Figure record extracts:
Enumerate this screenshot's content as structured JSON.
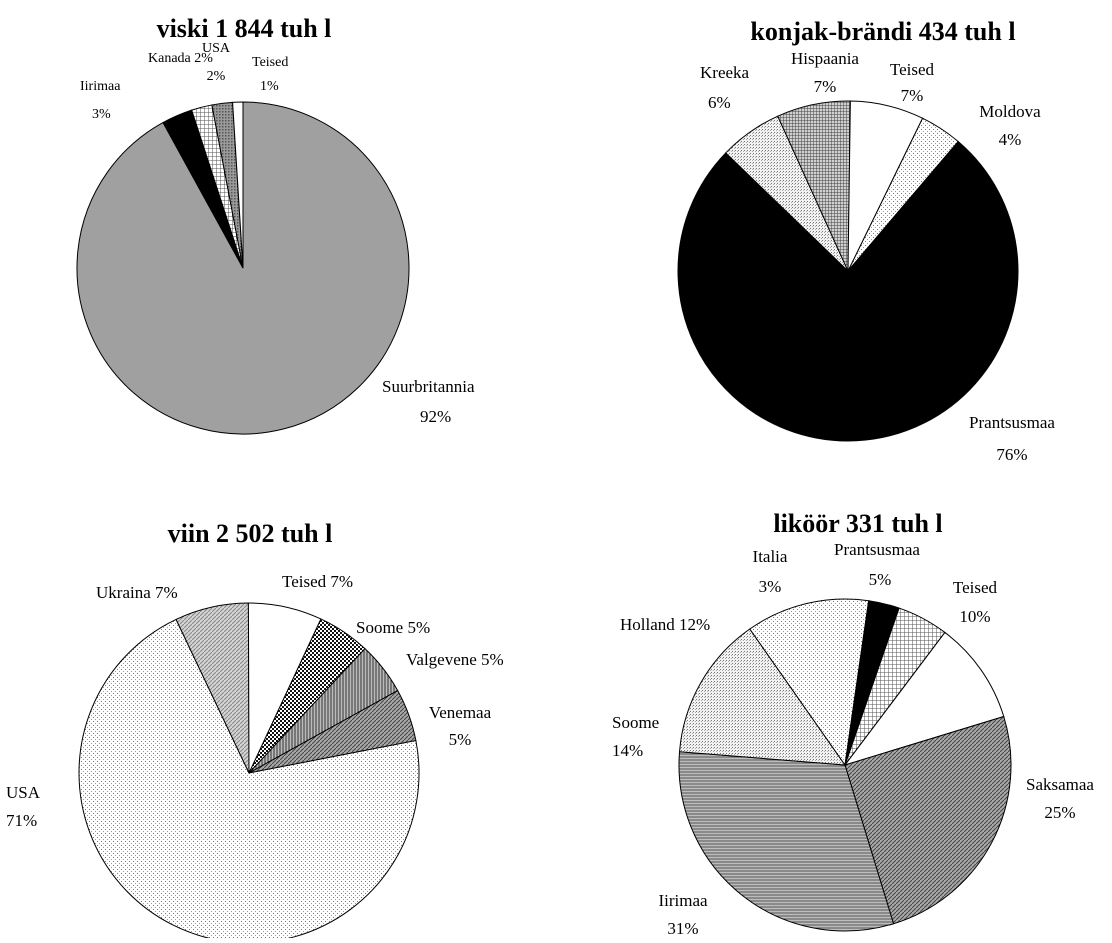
{
  "chart_data": [
    {
      "type": "pie",
      "title": "viski 1 844 tuh l",
      "start_angle_deg": 0,
      "slices": [
        {
          "name": "Suurbritannia",
          "value": 92,
          "label": "92%",
          "fill": "#a0a0a0"
        },
        {
          "name": "Iirimaa",
          "value": 3,
          "label": "3%",
          "fill": "#000000"
        },
        {
          "name": "Kanada",
          "value": 2,
          "label": "2%",
          "fill": "pattern-grid"
        },
        {
          "name": "USA",
          "value": 2,
          "label": "2%",
          "fill": "pattern-dots-dark"
        },
        {
          "name": "Teised",
          "value": 1,
          "label": "1%",
          "fill": "#ffffff"
        }
      ]
    },
    {
      "type": "pie",
      "title": "konjak-brändi 434 tuh l",
      "start_angle_deg": 26,
      "slices": [
        {
          "name": "Moldova",
          "value": 4,
          "label": "4%",
          "fill": "pattern-dots-light"
        },
        {
          "name": "Prantsusmaa",
          "value": 76,
          "label": "76%",
          "fill": "#000000"
        },
        {
          "name": "Kreeka",
          "value": 6,
          "label": "6%",
          "fill": "pattern-fine"
        },
        {
          "name": "Hispaania",
          "value": 7,
          "label": "7%",
          "fill": "pattern-grid-dark"
        },
        {
          "name": "Teised",
          "value": 7,
          "label": "7%",
          "fill": "#ffffff"
        }
      ]
    },
    {
      "type": "pie",
      "title": "viin 2 502 tuh l",
      "start_angle_deg": 25,
      "slices": [
        {
          "name": "Soome",
          "value": 5,
          "label": "5%",
          "fill": "pattern-check-dark"
        },
        {
          "name": "Valgevene",
          "value": 5,
          "label": "5%",
          "fill": "pattern-vlines"
        },
        {
          "name": "Venemaa",
          "value": 5,
          "label": "5%",
          "fill": "pattern-diag-dark"
        },
        {
          "name": "USA",
          "value": 71,
          "label": "71%",
          "fill": "pattern-dots-light"
        },
        {
          "name": "Ukraina",
          "value": 7,
          "label": "7%",
          "fill": "pattern-diag-light"
        },
        {
          "name": "Teised",
          "value": 7,
          "label": "7%",
          "fill": "#ffffff"
        }
      ]
    },
    {
      "type": "pie",
      "title": "liköör 331 tuh l",
      "start_angle_deg": 19,
      "slices": [
        {
          "name": "Prantsusmaa",
          "value": 5,
          "label": "5%",
          "fill": "pattern-grid"
        },
        {
          "name": "Teised",
          "value": 10,
          "label": "10%",
          "fill": "#ffffff"
        },
        {
          "name": "Saksamaa",
          "value": 25,
          "label": "25%",
          "fill": "pattern-diag-dark"
        },
        {
          "name": "Iirimaa",
          "value": 31,
          "label": "31%",
          "fill": "pattern-hlines"
        },
        {
          "name": "Soome",
          "value": 14,
          "label": "14%",
          "fill": "pattern-fine"
        },
        {
          "name": "Holland",
          "value": 12,
          "label": "12%",
          "fill": "pattern-dots-light"
        },
        {
          "name": "Italia",
          "value": 3,
          "label": "3%",
          "fill": "#000000"
        }
      ]
    }
  ],
  "labels": {
    "viski": {
      "suurbritannia": "Suurbritannia",
      "suurbritannia_pct": "92%",
      "iirimaa": "Iirimaa",
      "iirimaa_pct": "3%",
      "kanada": "Kanada 2%",
      "usa": "USA",
      "usa_pct": "2%",
      "teised": "Teised",
      "teised_pct": "1%"
    },
    "konjak": {
      "kreeka": "Kreeka",
      "kreeka_pct": "6%",
      "hispaania": "Hispaania",
      "hispaania_pct": "7%",
      "teised": "Teised",
      "teised_pct": "7%",
      "moldova": "Moldova",
      "moldova_pct": "4%",
      "prantsusmaa": "Prantsusmaa",
      "prantsusmaa_pct": "76%"
    },
    "viin": {
      "ukraina": "Ukraina 7%",
      "teised": "Teised 7%",
      "soome": "Soome 5%",
      "valgevene": "Valgevene 5%",
      "venemaa": "Venemaa",
      "venemaa_pct": "5%",
      "usa": "USA",
      "usa_pct": "71%"
    },
    "likoor": {
      "italia": "Italia",
      "italia_pct": "3%",
      "prantsusmaa": "Prantsusmaa",
      "prantsusmaa_pct": "5%",
      "teised": "Teised",
      "teised_pct": "10%",
      "holland": "Holland 12%",
      "soome": "Soome",
      "soome_pct": "14%",
      "saksamaa": "Saksamaa",
      "saksamaa_pct": "25%",
      "iirimaa": "Iirimaa",
      "iirimaa_pct": "31%"
    }
  }
}
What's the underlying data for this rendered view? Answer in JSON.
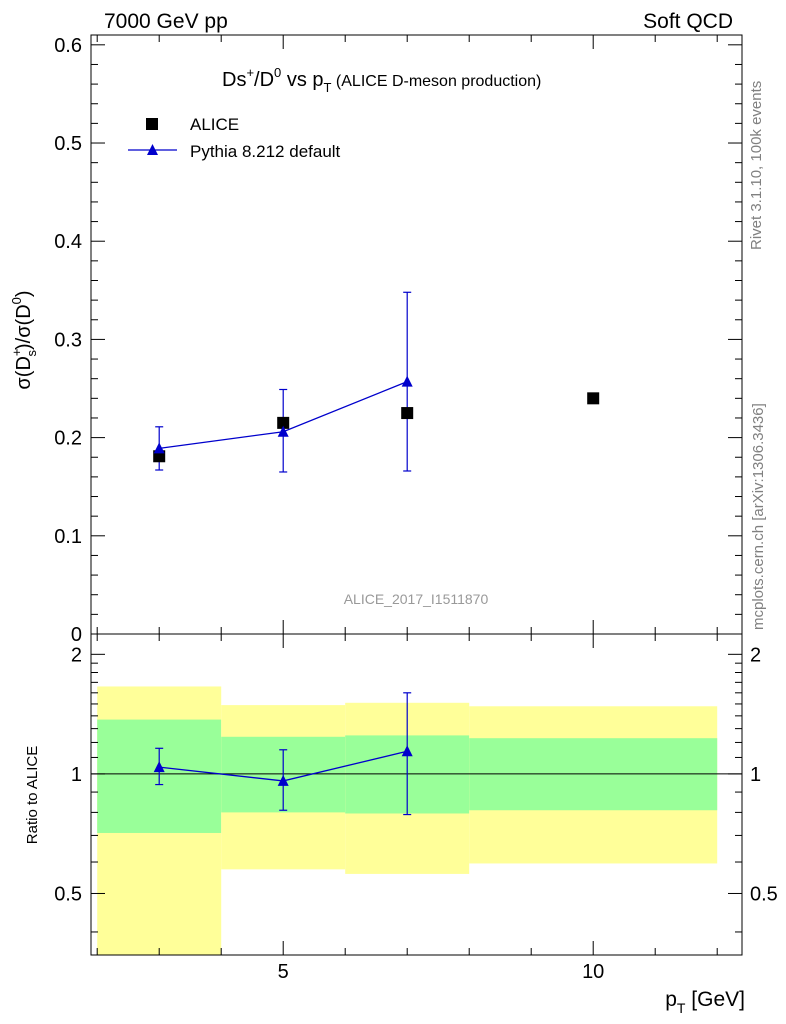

Short exercise:
Scan the lines for the string "Valgevene". Copy out each line that matches.

Expected answer:
          "name": "Valgevene",
      "valgevene": "Valgevene 5%",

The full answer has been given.